Extracted data entries:
::::
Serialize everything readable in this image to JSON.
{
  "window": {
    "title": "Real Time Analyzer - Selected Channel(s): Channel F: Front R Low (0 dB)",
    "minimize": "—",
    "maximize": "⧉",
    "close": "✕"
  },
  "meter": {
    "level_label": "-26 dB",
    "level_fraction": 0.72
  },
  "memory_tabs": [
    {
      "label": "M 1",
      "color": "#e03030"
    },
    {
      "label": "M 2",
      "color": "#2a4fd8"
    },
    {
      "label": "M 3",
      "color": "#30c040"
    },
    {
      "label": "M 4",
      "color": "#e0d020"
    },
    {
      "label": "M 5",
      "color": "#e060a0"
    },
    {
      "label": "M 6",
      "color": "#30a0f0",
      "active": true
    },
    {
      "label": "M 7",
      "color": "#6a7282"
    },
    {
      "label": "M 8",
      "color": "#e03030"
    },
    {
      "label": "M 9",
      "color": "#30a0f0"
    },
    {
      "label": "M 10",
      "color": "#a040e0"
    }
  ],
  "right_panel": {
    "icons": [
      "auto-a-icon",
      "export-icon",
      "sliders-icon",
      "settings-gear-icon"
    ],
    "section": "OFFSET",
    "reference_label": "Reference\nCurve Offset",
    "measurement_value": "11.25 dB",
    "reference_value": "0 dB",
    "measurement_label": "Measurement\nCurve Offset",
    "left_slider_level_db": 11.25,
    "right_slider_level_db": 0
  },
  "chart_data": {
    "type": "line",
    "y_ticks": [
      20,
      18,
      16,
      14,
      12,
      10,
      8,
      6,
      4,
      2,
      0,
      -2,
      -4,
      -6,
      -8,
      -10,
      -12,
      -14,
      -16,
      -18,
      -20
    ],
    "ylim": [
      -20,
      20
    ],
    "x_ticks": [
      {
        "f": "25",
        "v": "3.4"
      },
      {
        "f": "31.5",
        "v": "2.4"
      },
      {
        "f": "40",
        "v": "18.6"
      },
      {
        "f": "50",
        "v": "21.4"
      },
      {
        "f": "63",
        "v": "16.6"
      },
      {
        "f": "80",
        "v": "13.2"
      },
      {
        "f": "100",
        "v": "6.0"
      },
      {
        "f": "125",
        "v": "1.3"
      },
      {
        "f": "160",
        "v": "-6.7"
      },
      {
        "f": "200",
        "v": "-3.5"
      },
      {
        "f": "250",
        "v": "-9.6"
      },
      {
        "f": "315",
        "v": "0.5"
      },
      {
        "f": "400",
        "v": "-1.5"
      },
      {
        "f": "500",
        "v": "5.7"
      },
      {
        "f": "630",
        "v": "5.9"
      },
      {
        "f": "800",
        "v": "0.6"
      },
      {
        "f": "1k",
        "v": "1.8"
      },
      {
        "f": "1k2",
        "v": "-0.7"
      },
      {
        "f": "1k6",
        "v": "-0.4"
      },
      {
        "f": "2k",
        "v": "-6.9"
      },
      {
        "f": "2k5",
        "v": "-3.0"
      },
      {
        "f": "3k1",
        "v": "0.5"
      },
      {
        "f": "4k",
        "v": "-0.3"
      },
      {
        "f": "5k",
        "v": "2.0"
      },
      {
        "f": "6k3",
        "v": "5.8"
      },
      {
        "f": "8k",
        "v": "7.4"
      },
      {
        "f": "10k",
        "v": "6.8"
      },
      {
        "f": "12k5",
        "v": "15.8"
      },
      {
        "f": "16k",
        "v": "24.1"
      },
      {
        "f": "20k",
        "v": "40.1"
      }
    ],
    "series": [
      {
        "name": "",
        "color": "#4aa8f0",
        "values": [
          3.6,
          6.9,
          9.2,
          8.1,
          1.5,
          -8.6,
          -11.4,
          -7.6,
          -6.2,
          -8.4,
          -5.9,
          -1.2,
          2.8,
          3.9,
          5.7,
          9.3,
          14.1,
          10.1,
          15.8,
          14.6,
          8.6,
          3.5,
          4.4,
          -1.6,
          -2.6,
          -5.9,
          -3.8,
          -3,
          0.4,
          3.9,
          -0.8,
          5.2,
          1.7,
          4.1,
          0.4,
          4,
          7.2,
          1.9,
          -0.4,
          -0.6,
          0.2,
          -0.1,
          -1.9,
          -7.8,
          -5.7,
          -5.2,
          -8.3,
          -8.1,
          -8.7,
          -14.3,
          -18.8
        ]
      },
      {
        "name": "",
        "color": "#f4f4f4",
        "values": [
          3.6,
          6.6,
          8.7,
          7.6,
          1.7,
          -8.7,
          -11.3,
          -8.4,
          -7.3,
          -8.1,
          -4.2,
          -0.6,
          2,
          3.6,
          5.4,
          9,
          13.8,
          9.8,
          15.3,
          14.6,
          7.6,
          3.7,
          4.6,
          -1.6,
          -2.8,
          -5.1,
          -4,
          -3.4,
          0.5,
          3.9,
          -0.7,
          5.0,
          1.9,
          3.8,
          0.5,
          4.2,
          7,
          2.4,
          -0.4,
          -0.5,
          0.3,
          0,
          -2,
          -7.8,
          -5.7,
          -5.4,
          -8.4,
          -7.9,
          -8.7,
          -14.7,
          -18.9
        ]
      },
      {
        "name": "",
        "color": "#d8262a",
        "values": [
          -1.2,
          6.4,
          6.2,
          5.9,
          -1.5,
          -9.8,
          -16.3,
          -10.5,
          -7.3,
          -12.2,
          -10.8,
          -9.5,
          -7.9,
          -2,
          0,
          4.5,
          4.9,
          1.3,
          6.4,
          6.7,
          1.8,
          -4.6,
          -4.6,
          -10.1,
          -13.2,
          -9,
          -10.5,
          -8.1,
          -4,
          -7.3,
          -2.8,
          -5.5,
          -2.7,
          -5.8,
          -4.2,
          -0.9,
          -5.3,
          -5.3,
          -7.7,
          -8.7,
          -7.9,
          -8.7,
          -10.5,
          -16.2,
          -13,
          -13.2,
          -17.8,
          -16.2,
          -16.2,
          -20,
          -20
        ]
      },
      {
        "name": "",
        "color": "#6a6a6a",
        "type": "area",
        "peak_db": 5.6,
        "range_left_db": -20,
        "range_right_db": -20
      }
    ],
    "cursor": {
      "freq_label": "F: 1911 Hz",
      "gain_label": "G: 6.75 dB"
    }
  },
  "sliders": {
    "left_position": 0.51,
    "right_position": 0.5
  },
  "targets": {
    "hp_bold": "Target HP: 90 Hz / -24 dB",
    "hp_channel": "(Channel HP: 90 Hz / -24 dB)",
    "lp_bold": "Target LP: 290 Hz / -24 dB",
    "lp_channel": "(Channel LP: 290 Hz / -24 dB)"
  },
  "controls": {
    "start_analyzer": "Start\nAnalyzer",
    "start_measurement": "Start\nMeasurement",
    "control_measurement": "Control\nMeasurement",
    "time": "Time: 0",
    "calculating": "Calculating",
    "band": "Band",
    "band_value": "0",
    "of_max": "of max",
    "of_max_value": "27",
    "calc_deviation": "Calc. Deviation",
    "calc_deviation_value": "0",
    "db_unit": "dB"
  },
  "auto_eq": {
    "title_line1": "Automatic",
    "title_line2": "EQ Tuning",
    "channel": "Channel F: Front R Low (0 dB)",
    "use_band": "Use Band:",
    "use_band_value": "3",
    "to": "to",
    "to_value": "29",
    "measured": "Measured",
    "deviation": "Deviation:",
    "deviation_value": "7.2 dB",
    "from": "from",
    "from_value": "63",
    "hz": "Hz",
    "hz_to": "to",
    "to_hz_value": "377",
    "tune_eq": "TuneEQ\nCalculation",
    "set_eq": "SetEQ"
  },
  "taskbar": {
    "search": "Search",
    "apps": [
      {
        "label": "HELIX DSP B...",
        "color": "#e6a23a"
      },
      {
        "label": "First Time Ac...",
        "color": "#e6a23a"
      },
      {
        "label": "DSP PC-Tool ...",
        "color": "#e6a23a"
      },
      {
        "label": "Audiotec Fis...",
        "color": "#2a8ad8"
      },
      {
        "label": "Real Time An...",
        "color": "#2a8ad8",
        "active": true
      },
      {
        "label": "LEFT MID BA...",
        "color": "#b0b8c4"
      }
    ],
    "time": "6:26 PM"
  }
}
::::
• **STATED TASK**
Read the entries above, then pull out the lines that include "Front".

• **EXERCISE SOLUTION**
    "title": "Real Time Analyzer - Selected Channel(s): Channel F: Front R Low (0 dB)",
    "channel": "Channel F: Front R Low (0 dB)",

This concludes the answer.